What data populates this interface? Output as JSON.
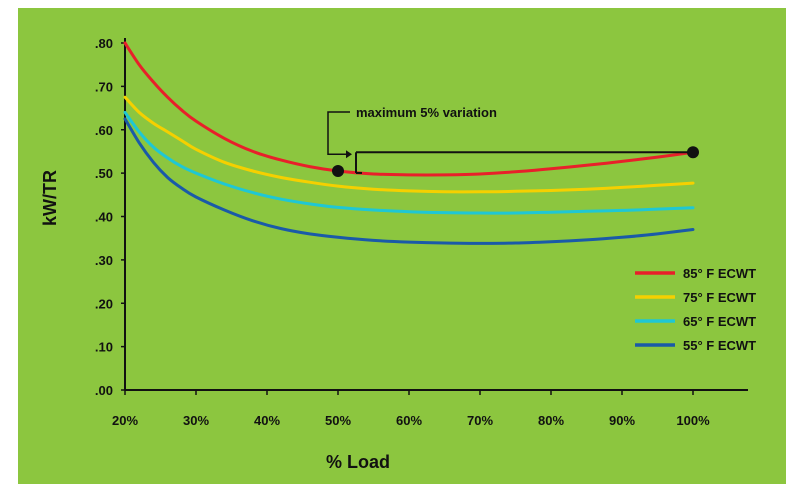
{
  "chart_data": {
    "type": "line",
    "title": "",
    "xlabel": "% Load",
    "ylabel": "kW/TR",
    "x": [
      20,
      30,
      40,
      50,
      60,
      70,
      80,
      90,
      100
    ],
    "x_tick_labels": [
      "20%",
      "30%",
      "40%",
      "50%",
      "60%",
      "70%",
      "80%",
      "90%",
      "100%"
    ],
    "y_tick_values": [
      0,
      0.1,
      0.2,
      0.3,
      0.4,
      0.5,
      0.6,
      0.7,
      0.8
    ],
    "y_tick_labels": [
      ".00",
      ".10",
      ".20",
      ".30",
      ".40",
      ".50",
      ".60",
      ".70",
      ".80"
    ],
    "xlim": [
      20,
      100
    ],
    "ylim": [
      0,
      0.8
    ],
    "grid": false,
    "legend_position": "bottom-right",
    "series": [
      {
        "name": "85° F ECWT",
        "color": "#e8202a",
        "x": [
          20,
          22,
          24,
          26,
          28,
          30,
          34,
          38,
          42,
          46,
          50,
          55,
          60,
          65,
          70,
          75,
          80,
          85,
          90,
          95,
          100
        ],
        "values": [
          0.8,
          0.75,
          0.71,
          0.675,
          0.645,
          0.62,
          0.58,
          0.55,
          0.53,
          0.515,
          0.505,
          0.498,
          0.496,
          0.496,
          0.498,
          0.503,
          0.51,
          0.518,
          0.527,
          0.537,
          0.548
        ]
      },
      {
        "name": "75° F ECWT",
        "color": "#f5d000",
        "x": [
          20,
          22,
          24,
          26,
          28,
          30,
          34,
          38,
          42,
          46,
          50,
          55,
          60,
          65,
          70,
          75,
          80,
          85,
          90,
          95,
          100
        ],
        "values": [
          0.675,
          0.64,
          0.615,
          0.595,
          0.575,
          0.555,
          0.525,
          0.505,
          0.49,
          0.479,
          0.47,
          0.463,
          0.459,
          0.457,
          0.457,
          0.458,
          0.46,
          0.463,
          0.467,
          0.472,
          0.477
        ]
      },
      {
        "name": "65° F ECWT",
        "color": "#1fc7d4",
        "x": [
          20,
          22,
          24,
          26,
          28,
          30,
          34,
          38,
          42,
          46,
          50,
          55,
          60,
          65,
          70,
          75,
          80,
          85,
          90,
          95,
          100
        ],
        "values": [
          0.64,
          0.595,
          0.56,
          0.535,
          0.515,
          0.5,
          0.475,
          0.455,
          0.44,
          0.429,
          0.421,
          0.415,
          0.411,
          0.409,
          0.408,
          0.408,
          0.41,
          0.412,
          0.414,
          0.417,
          0.42
        ]
      },
      {
        "name": "55° F ECWT",
        "color": "#1a5aa8",
        "x": [
          20,
          22,
          24,
          26,
          28,
          30,
          34,
          38,
          42,
          46,
          50,
          55,
          60,
          65,
          70,
          75,
          80,
          85,
          90,
          95,
          100
        ],
        "values": [
          0.625,
          0.57,
          0.525,
          0.49,
          0.465,
          0.445,
          0.415,
          0.39,
          0.372,
          0.36,
          0.352,
          0.345,
          0.341,
          0.339,
          0.338,
          0.339,
          0.342,
          0.346,
          0.352,
          0.36,
          0.37
        ]
      }
    ],
    "annotation": {
      "text": "maximum 5% variation",
      "points": [
        {
          "x": 50,
          "y": 0.505
        },
        {
          "x": 100,
          "y": 0.548
        }
      ]
    }
  }
}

*Request*:
Point out every line holding the string "ECWT" and copy it.

*Written solution*:
        "name": "85° F ECWT",
        "name": "75° F ECWT",
        "name": "65° F ECWT",
        "name": "55° F ECWT",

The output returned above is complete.